**Given task A**
List every form of modern slavery that the modern slavery blog post gives as an example.

In this blog Dave Bolas, Commercial Agreements Manager, Public Sector Resourcing discusses the importance of tackling modern slavery in the workforce and how CCS can help you.

On 26 March 2020 the UK government’s modern slavery statement was published. It sets out the steps CCS and other government departments have taken to identify, address and prevent modern slavery in their supply chains. 

As the timing was just days after the country went into lockdown, you can be forgiven if it passed you by. However, we absolutely must not let the importance of stamping out modern slavery pass us by. 

The Prime Minister says in the statement: 

If we are serious about tackling this increasingly pervasive evil then words alone are not enough – we have to take active steps to drive it out of our supply chains.

So, I want to draw your attention to the statement, and take this opportunity to discuss the active steps CCS is taking. I also want to outline how we can help you take your own active steps to tackle modern slavery in the workforce.

What is modern slavery?

Let’s start with a quick summary of what is meant by modern slavery.

Modern slavery is a complex crime that takes many different forms. For example, slavery, servitude, forced and compulsory labour and human trafficking. It is a serious and organised crime affecting men, women and children, and can be present in all sectors of business.

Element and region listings

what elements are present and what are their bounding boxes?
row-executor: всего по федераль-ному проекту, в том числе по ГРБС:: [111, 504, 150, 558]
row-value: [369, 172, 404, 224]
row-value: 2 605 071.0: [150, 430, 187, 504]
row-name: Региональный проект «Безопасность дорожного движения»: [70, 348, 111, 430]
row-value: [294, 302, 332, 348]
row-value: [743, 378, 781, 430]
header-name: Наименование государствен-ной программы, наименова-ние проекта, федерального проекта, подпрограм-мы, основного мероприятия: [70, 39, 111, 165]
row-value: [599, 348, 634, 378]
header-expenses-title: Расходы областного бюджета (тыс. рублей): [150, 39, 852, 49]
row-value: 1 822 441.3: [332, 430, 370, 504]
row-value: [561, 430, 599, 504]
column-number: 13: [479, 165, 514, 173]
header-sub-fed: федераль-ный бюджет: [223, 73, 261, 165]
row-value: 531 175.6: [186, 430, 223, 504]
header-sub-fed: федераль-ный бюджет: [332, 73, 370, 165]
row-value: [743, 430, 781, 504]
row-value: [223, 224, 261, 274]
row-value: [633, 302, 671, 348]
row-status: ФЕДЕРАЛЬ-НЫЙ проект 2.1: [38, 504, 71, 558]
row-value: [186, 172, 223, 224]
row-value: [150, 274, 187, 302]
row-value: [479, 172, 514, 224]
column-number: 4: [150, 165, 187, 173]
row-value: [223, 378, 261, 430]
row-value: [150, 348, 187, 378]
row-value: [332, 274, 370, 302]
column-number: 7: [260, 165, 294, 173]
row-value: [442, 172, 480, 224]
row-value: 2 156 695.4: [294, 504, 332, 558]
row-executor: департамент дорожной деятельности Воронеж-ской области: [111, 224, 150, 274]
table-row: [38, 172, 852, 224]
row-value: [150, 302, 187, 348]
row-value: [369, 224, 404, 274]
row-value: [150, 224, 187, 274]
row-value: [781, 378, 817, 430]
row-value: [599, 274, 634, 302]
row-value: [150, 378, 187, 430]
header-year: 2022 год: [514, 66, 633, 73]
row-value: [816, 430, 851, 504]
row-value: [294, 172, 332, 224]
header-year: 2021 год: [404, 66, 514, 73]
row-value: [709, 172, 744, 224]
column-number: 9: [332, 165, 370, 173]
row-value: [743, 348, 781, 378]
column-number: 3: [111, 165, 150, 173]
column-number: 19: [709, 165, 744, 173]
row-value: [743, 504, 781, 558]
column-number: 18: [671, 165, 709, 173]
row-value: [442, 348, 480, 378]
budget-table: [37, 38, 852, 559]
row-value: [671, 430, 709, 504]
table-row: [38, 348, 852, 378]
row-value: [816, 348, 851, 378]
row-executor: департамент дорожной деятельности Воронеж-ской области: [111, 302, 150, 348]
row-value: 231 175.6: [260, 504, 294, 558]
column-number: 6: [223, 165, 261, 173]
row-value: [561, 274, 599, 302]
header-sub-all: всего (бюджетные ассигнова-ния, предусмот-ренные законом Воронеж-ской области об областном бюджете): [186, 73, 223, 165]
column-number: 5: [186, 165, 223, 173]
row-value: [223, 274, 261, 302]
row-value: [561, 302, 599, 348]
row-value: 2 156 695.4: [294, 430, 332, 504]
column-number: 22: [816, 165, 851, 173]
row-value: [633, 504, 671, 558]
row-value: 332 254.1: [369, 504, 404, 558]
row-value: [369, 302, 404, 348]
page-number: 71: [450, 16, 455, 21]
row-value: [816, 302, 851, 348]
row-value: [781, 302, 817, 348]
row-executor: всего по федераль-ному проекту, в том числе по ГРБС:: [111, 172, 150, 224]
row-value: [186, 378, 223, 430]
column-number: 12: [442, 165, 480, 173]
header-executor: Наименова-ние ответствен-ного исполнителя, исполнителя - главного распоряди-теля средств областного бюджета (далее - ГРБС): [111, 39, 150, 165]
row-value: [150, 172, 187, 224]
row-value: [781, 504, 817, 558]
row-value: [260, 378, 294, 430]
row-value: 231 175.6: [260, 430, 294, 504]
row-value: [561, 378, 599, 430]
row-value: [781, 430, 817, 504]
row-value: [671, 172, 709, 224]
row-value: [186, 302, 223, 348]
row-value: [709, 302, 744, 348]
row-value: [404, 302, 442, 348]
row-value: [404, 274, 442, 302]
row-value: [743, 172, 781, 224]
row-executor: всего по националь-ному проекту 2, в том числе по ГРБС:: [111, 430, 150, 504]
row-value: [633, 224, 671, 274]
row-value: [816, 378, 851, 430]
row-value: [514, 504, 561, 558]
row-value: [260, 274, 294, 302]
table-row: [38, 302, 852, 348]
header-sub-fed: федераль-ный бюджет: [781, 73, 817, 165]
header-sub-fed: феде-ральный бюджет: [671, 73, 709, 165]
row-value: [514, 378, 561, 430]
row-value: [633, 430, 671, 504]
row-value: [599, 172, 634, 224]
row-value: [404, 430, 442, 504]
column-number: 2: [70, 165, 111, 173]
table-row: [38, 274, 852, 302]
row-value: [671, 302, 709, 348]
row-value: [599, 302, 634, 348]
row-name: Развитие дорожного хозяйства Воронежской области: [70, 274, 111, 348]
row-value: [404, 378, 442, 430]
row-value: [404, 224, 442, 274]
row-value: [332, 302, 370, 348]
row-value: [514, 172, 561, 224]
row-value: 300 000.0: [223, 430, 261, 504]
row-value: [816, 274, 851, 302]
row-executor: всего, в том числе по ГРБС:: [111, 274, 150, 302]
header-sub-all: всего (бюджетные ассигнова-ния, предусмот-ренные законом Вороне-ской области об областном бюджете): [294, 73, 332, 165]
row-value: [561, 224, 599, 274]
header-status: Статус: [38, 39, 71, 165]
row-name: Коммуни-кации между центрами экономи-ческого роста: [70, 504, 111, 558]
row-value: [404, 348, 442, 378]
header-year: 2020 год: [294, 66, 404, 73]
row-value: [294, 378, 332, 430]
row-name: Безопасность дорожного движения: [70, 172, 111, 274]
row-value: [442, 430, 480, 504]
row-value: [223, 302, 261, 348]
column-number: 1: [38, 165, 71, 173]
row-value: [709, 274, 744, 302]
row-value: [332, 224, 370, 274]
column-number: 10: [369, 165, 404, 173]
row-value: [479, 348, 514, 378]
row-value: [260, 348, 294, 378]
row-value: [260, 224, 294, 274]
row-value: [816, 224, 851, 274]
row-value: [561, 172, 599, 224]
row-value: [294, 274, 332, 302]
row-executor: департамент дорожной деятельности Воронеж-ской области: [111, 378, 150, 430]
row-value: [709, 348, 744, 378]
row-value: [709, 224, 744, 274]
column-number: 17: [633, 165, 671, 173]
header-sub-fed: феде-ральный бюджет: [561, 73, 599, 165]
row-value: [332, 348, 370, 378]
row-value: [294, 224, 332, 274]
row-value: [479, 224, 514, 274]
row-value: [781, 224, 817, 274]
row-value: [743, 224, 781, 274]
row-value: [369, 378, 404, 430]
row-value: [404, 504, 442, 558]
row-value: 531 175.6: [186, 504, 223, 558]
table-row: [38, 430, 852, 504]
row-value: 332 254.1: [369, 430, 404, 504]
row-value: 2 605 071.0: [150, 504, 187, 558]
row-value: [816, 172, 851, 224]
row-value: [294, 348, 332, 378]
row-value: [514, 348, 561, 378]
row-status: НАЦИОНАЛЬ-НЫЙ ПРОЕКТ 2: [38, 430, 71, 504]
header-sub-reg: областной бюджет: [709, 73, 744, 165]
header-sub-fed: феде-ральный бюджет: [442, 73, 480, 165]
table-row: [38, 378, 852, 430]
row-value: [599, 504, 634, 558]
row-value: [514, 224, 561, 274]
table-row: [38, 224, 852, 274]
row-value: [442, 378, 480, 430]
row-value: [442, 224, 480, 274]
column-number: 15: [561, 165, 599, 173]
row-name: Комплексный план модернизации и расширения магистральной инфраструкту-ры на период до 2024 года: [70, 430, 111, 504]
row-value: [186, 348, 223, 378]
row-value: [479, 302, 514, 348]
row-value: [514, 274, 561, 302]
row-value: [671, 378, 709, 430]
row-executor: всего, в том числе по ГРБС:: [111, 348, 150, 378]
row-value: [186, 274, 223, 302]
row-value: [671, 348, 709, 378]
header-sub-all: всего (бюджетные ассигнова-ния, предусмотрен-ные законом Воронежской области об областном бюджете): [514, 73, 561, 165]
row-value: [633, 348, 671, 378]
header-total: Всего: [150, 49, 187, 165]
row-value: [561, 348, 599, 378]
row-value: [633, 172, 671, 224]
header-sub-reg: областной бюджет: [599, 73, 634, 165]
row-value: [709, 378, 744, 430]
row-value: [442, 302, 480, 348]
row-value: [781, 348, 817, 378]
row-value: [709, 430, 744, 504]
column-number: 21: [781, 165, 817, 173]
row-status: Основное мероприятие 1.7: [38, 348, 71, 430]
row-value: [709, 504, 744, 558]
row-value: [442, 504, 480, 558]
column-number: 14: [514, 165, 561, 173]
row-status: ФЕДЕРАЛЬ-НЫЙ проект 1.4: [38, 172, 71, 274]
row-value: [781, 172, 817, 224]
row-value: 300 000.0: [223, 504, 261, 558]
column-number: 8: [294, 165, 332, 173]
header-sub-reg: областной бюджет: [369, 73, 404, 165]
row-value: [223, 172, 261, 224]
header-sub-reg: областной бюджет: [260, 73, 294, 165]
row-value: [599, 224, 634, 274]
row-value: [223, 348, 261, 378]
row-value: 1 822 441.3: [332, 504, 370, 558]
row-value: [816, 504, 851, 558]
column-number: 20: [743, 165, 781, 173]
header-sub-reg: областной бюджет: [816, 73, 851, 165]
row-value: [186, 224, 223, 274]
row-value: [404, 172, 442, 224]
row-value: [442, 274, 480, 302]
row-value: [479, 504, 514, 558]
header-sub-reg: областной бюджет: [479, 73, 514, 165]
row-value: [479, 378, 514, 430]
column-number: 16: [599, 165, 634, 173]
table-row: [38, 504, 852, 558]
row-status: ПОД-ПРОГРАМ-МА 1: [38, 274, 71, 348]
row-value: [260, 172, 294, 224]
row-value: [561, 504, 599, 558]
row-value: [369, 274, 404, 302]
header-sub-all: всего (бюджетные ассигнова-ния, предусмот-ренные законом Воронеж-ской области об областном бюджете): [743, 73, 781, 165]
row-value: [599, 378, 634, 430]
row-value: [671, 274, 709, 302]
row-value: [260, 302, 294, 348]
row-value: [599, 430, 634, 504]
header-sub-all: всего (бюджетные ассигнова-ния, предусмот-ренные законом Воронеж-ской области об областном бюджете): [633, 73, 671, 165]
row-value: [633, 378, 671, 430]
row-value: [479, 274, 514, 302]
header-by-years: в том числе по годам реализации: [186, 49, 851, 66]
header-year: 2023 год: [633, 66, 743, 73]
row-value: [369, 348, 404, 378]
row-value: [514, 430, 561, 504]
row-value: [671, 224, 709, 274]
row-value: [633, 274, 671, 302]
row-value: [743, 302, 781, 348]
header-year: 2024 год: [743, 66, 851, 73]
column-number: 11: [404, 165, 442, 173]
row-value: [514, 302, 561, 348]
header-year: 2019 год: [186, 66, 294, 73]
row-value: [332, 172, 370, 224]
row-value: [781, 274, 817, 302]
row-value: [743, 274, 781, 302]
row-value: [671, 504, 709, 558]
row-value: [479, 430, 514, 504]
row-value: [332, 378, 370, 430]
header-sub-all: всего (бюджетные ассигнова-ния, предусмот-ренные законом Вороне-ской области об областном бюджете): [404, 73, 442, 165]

**Given task B**
Reproduce the records word for word, from their first line through the line that contains "row-value: [150, 378, 187, 430]", with that line included.

**Final answer A**
- slavery
- servitude
- forced and compulsory labour
- human trafficking

**Final answer B**
what elements are present and what are their bounding boxes?
row-executor: всего по федераль-ному проекту, в том числе по ГРБС:: [111, 504, 150, 558]
row-value: [369, 172, 404, 224]
row-value: 2 605 071.0: [150, 430, 187, 504]
row-name: Региональный проект «Безопасность дорожного движения»: [70, 348, 111, 430]
row-value: [294, 302, 332, 348]
row-value: [743, 378, 781, 430]
header-name: Наименование государствен-ной программы, наименова-ние проекта, федерального проекта, подпрограм-мы, основного мероприятия: [70, 39, 111, 165]
row-value: [599, 348, 634, 378]
header-expenses-title: Расходы областного бюджета (тыс. рублей): [150, 39, 852, 49]
row-value: 1 822 441.3: [332, 430, 370, 504]
row-value: [561, 430, 599, 504]
column-number: 13: [479, 165, 514, 173]
header-sub-fed: федераль-ный бюджет: [223, 73, 261, 165]
row-value: 531 175.6: [186, 430, 223, 504]
header-sub-fed: федераль-ный бюджет: [332, 73, 370, 165]
row-value: [743, 430, 781, 504]
row-value: [223, 224, 261, 274]
row-value: [633, 302, 671, 348]
row-status: ФЕДЕРАЛЬ-НЫЙ проект 2.1: [38, 504, 71, 558]
row-value: [186, 172, 223, 224]
row-value: [150, 274, 187, 302]
row-value: [479, 172, 514, 224]
column-number: 4: [150, 165, 187, 173]
row-value: [223, 378, 261, 430]
row-value: [150, 348, 187, 378]
row-value: [332, 274, 370, 302]
column-number: 7: [260, 165, 294, 173]
row-value: [442, 172, 480, 224]
row-value: 2 156 695.4: [294, 504, 332, 558]
row-executor: департамент дорожной деятельности Воронеж-ской области: [111, 224, 150, 274]
table-row: [38, 172, 852, 224]
row-value: [150, 302, 187, 348]
row-value: [369, 224, 404, 274]
row-value: [150, 224, 187, 274]
row-value: [781, 378, 817, 430]
row-value: [599, 274, 634, 302]
row-value: [150, 378, 187, 430]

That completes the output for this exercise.